:: TASK DIRECTIONS ::
Repeat each record below exactly as given.

:: DATA EXCERPTS ::

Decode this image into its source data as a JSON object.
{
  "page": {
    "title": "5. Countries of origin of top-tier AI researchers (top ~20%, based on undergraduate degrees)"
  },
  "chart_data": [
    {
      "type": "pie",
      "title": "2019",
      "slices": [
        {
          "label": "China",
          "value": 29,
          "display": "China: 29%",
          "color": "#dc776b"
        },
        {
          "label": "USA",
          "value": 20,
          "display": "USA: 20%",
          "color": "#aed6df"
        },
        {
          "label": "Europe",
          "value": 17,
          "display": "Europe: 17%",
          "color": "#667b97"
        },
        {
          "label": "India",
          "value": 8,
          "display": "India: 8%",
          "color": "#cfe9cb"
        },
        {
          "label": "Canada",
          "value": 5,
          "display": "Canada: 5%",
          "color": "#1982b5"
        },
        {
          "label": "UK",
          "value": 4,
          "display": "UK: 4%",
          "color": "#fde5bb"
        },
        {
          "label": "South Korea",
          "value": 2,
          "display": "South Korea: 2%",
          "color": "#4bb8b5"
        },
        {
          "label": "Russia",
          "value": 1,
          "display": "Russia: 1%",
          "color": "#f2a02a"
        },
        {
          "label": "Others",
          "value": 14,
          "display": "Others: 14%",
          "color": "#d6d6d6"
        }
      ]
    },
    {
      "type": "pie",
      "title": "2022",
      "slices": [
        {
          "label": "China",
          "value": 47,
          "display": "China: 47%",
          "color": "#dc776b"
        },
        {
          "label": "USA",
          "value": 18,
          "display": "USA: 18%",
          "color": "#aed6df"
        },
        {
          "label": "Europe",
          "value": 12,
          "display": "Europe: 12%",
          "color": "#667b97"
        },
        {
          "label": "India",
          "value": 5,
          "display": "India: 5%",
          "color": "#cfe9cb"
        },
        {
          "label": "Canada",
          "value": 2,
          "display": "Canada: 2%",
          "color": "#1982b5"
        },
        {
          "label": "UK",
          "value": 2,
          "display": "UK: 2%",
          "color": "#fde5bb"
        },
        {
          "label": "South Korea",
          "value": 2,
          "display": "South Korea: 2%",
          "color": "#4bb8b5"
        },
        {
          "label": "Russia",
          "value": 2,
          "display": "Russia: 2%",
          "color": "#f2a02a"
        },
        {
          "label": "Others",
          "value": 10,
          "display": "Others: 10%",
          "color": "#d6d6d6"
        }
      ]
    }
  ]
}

:: EXPECTED ANSWER ::
Decode this image into its source data as a JSON object.
{
  "page": {
    "title": "5. Countries of origin of top-tier AI researchers (top ~20%, based on undergraduate degrees)"
  },
  "chart_data": [
    {
      "type": "pie",
      "title": "2019",
      "slices": [
        {
          "label": "China",
          "value": 29,
          "display": "China: 29%",
          "color": "#dc776b"
        },
        {
          "label": "USA",
          "value": 20,
          "display": "USA: 20%",
          "color": "#aed6df"
        },
        {
          "label": "Europe",
          "value": 17,
          "display": "Europe: 17%",
          "color": "#667b97"
        },
        {
          "label": "India",
          "value": 8,
          "display": "India: 8%",
          "color": "#cfe9cb"
        },
        {
          "label": "Canada",
          "value": 5,
          "display": "Canada: 5%",
          "color": "#1982b5"
        },
        {
          "label": "UK",
          "value": 4,
          "display": "UK: 4%",
          "color": "#fde5bb"
        },
        {
          "label": "South Korea",
          "value": 2,
          "display": "South Korea: 2%",
          "color": "#4bb8b5"
        },
        {
          "label": "Russia",
          "value": 1,
          "display": "Russia: 1%",
          "color": "#f2a02a"
        },
        {
          "label": "Others",
          "value": 14,
          "display": "Others: 14%",
          "color": "#d6d6d6"
        }
      ]
    },
    {
      "type": "pie",
      "title": "2022",
      "slices": [
        {
          "label": "China",
          "value": 47,
          "display": "China: 47%",
          "color": "#dc776b"
        },
        {
          "label": "USA",
          "value": 18,
          "display": "USA: 18%",
          "color": "#aed6df"
        },
        {
          "label": "Europe",
          "value": 12,
          "display": "Europe: 12%",
          "color": "#667b97"
        },
        {
          "label": "India",
          "value": 5,
          "display": "India: 5%",
          "color": "#cfe9cb"
        },
        {
          "label": "Canada",
          "value": 2,
          "display": "Canada: 2%",
          "color": "#1982b5"
        },
        {
          "label": "UK",
          "value": 2,
          "display": "UK: 2%",
          "color": "#fde5bb"
        },
        {
          "label": "South Korea",
          "value": 2,
          "display": "South Korea: 2%",
          "color": "#4bb8b5"
        },
        {
          "label": "Russia",
          "value": 2,
          "display": "Russia: 2%",
          "color": "#f2a02a"
        },
        {
          "label": "Others",
          "value": 10,
          "display": "Others: 10%",
          "color": "#d6d6d6"
        }
      ]
    }
  ]
}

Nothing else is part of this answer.